Problem statement:
Leave out any picture and return the remaining listing below exactly as given.

Records supplied:
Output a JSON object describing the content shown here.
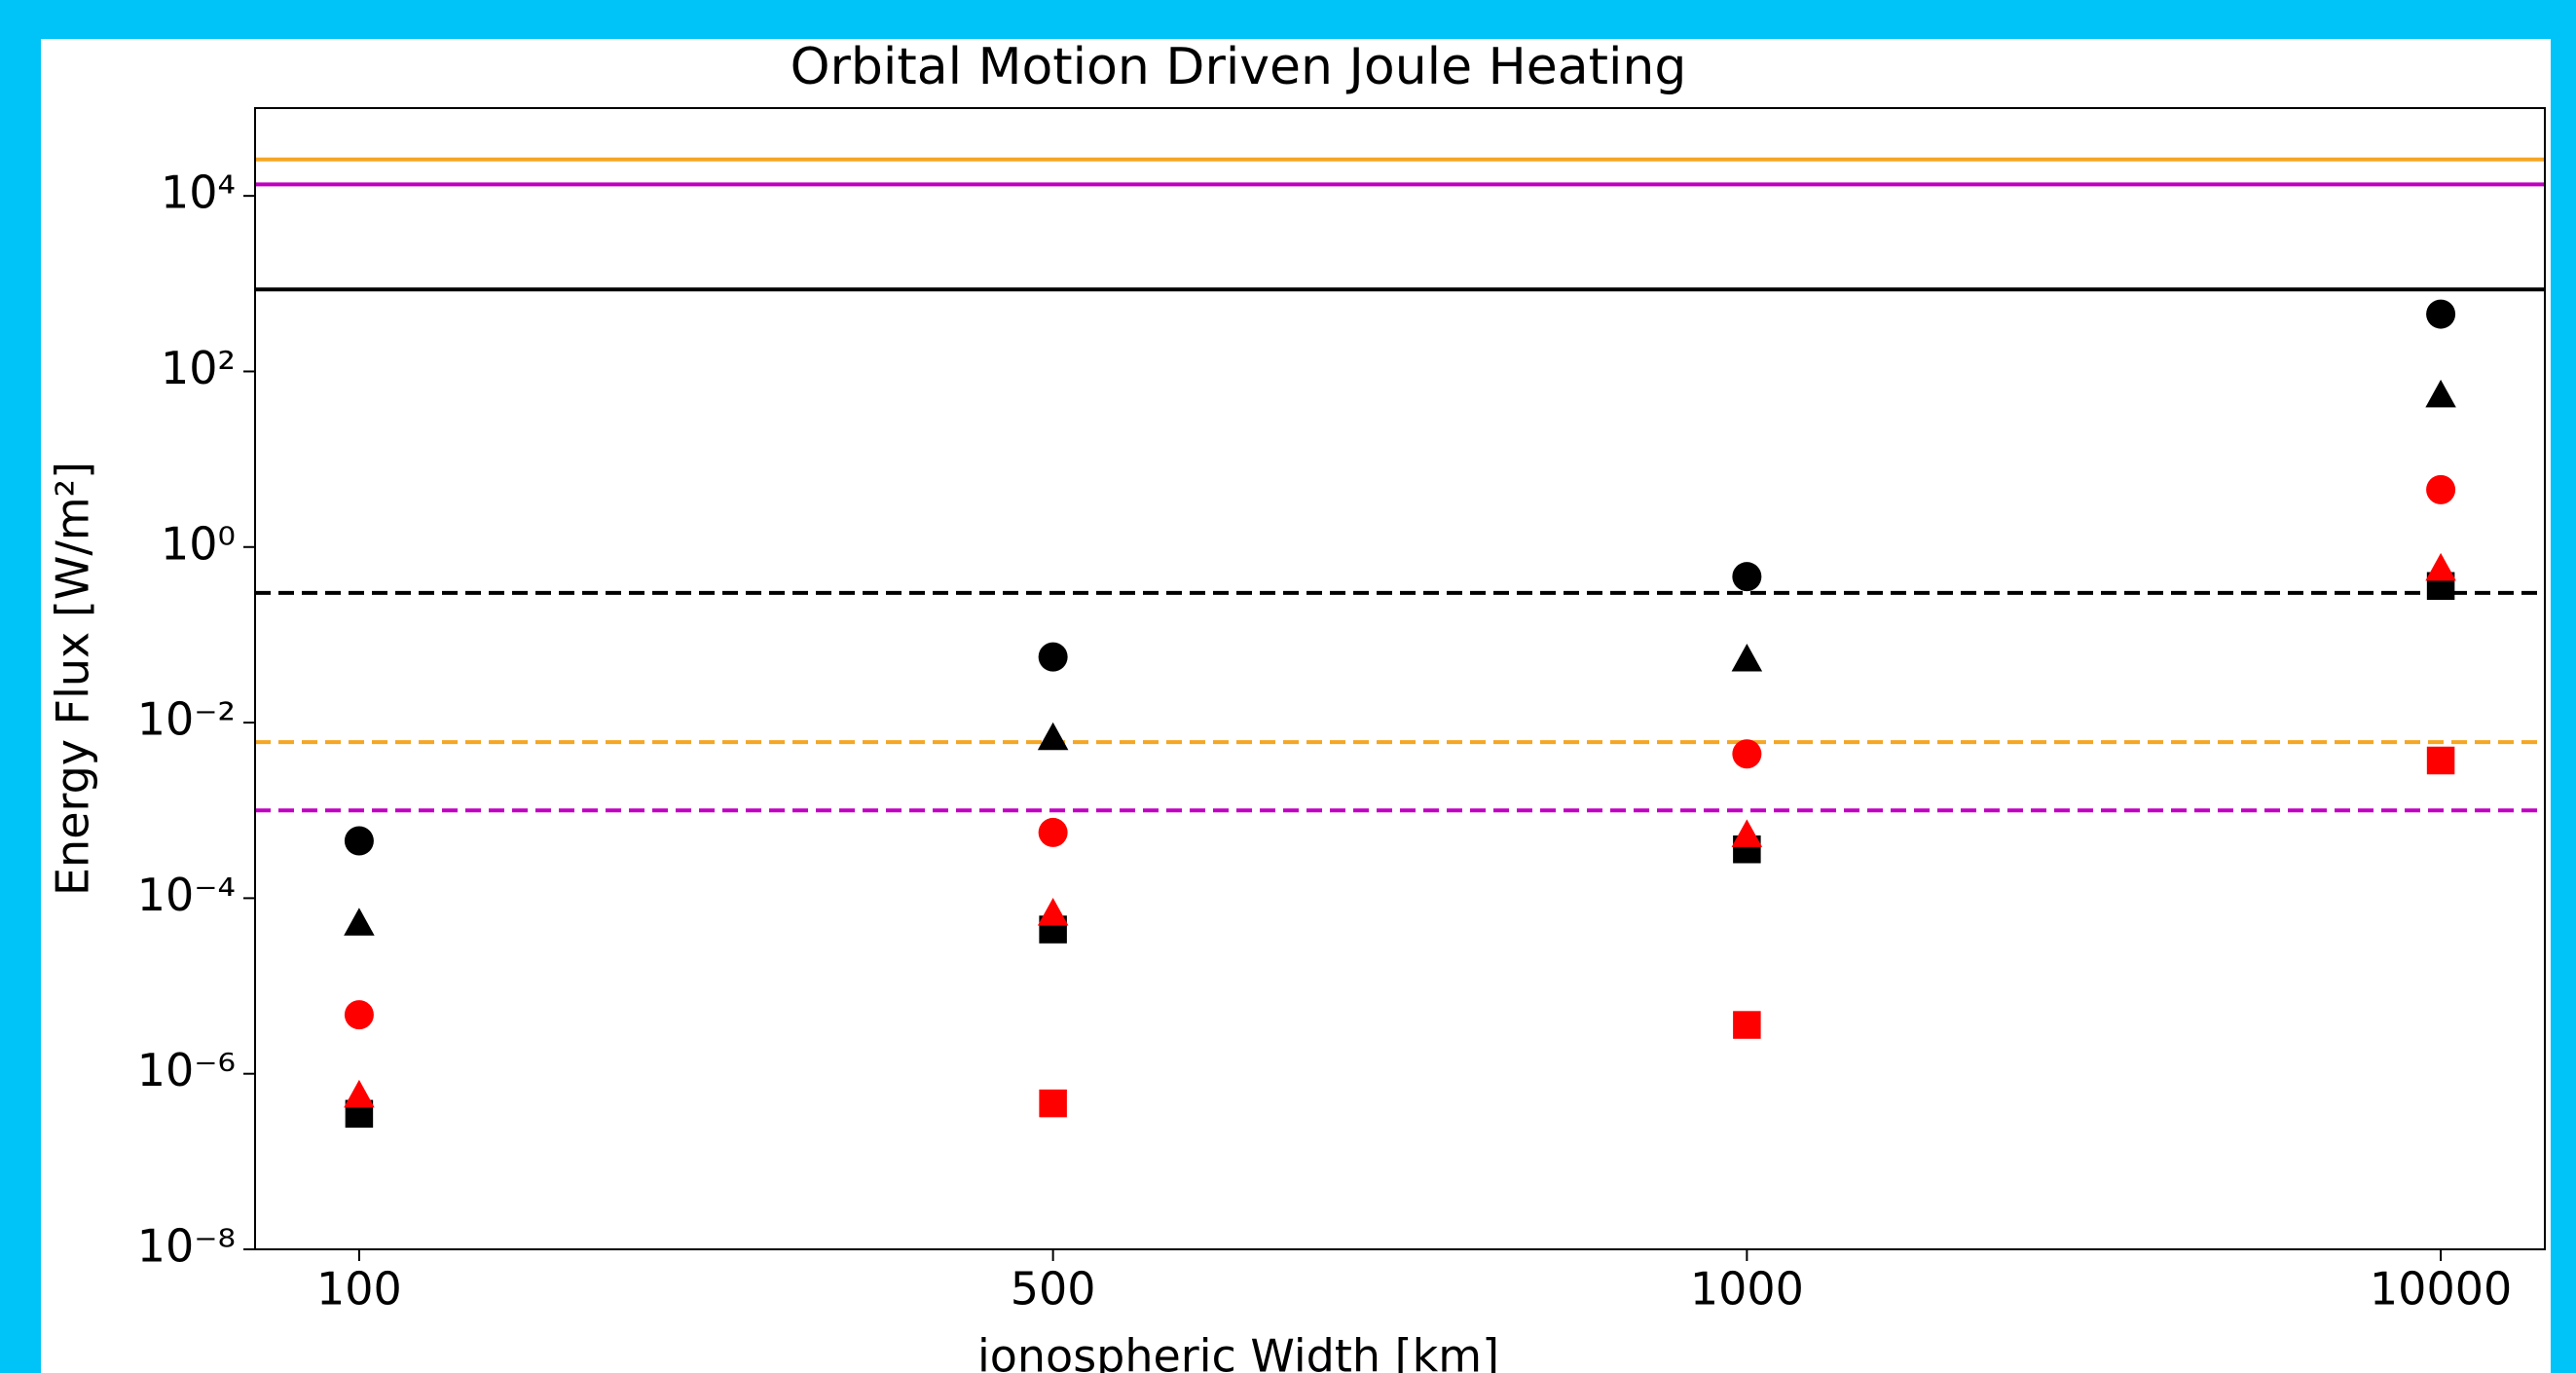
{
  "chart_data": {
    "type": "scatter",
    "title": "Orbital Motion Driven Joule Heating",
    "x_label": "ionospheric Width [km]",
    "y_label": "Energy Flux [W/m²]",
    "categories": [
      "100",
      "500",
      "1000",
      "10000"
    ],
    "log_y": true,
    "ylim": [
      1e-08,
      100000.0
    ],
    "yticks": [
      {
        "value": 1e-08,
        "label": "10⁻⁸"
      },
      {
        "value": 1e-06,
        "label": "10⁻⁶"
      },
      {
        "value": 0.0001,
        "label": "10⁻⁴"
      },
      {
        "value": 0.01,
        "label": "10⁻²"
      },
      {
        "value": 1,
        "label": "10⁰"
      },
      {
        "value": 100,
        "label": "10²"
      },
      {
        "value": 10000,
        "label": "10⁴"
      }
    ],
    "hlines": [
      {
        "value": 26000,
        "color": "#f5a623",
        "style": "solid"
      },
      {
        "value": 13500,
        "color": "#c000c0",
        "style": "solid"
      },
      {
        "value": 860,
        "color": "#000000",
        "style": "solid"
      },
      {
        "value": 0.3,
        "color": "#000000",
        "style": "dashed"
      },
      {
        "value": 0.006,
        "color": "#f5a623",
        "style": "dashed"
      },
      {
        "value": 0.001,
        "color": "#c000c0",
        "style": "dashed"
      }
    ],
    "series": [
      {
        "color": "#000000",
        "marker": "circle",
        "values": [
          0.00045,
          0.056,
          0.46,
          450
        ]
      },
      {
        "color": "#000000",
        "marker": "triangle",
        "values": [
          5e-05,
          0.0065,
          0.051,
          52
        ]
      },
      {
        "color": "#ff0000",
        "marker": "circle",
        "values": [
          4.7e-06,
          0.00056,
          0.0044,
          4.5
        ]
      },
      {
        "color": "#000000",
        "marker": "square",
        "values": [
          3.5e-07,
          4.4e-05,
          0.00036,
          0.36
        ]
      },
      {
        "color": "#ff0000",
        "marker": "triangle",
        "values": [
          5.5e-07,
          6.5e-05,
          0.00051,
          0.55
        ]
      },
      {
        "color": "#ff0000",
        "marker": "square",
        "values": [
          null,
          4.6e-07,
          3.6e-06,
          0.0037
        ]
      }
    ]
  }
}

Finished answer:
Output a JSON object describing the content shown here.
{
  "chart_data": {
    "type": "scatter",
    "title": "Orbital Motion Driven Joule Heating",
    "x_label": "ionospheric Width [km]",
    "y_label": "Energy Flux [W/m²]",
    "categories": [
      "100",
      "500",
      "1000",
      "10000"
    ],
    "log_y": true,
    "ylim": [
      1e-08,
      100000.0
    ],
    "yticks": [
      {
        "value": 1e-08,
        "label": "10⁻⁸"
      },
      {
        "value": 1e-06,
        "label": "10⁻⁶"
      },
      {
        "value": 0.0001,
        "label": "10⁻⁴"
      },
      {
        "value": 0.01,
        "label": "10⁻²"
      },
      {
        "value": 1,
        "label": "10⁰"
      },
      {
        "value": 100,
        "label": "10²"
      },
      {
        "value": 10000,
        "label": "10⁴"
      }
    ],
    "hlines": [
      {
        "value": 26000,
        "color": "#f5a623",
        "style": "solid"
      },
      {
        "value": 13500,
        "color": "#c000c0",
        "style": "solid"
      },
      {
        "value": 860,
        "color": "#000000",
        "style": "solid"
      },
      {
        "value": 0.3,
        "color": "#000000",
        "style": "dashed"
      },
      {
        "value": 0.006,
        "color": "#f5a623",
        "style": "dashed"
      },
      {
        "value": 0.001,
        "color": "#c000c0",
        "style": "dashed"
      }
    ],
    "series": [
      {
        "color": "#000000",
        "marker": "circle",
        "values": [
          0.00045,
          0.056,
          0.46,
          450
        ]
      },
      {
        "color": "#000000",
        "marker": "triangle",
        "values": [
          5e-05,
          0.0065,
          0.051,
          52
        ]
      },
      {
        "color": "#ff0000",
        "marker": "circle",
        "values": [
          4.7e-06,
          0.00056,
          0.0044,
          4.5
        ]
      },
      {
        "color": "#000000",
        "marker": "square",
        "values": [
          3.5e-07,
          4.4e-05,
          0.00036,
          0.36
        ]
      },
      {
        "color": "#ff0000",
        "marker": "triangle",
        "values": [
          5.5e-07,
          6.5e-05,
          0.00051,
          0.55
        ]
      },
      {
        "color": "#ff0000",
        "marker": "square",
        "values": [
          null,
          4.6e-07,
          3.6e-06,
          0.0037
        ]
      }
    ]
  }
}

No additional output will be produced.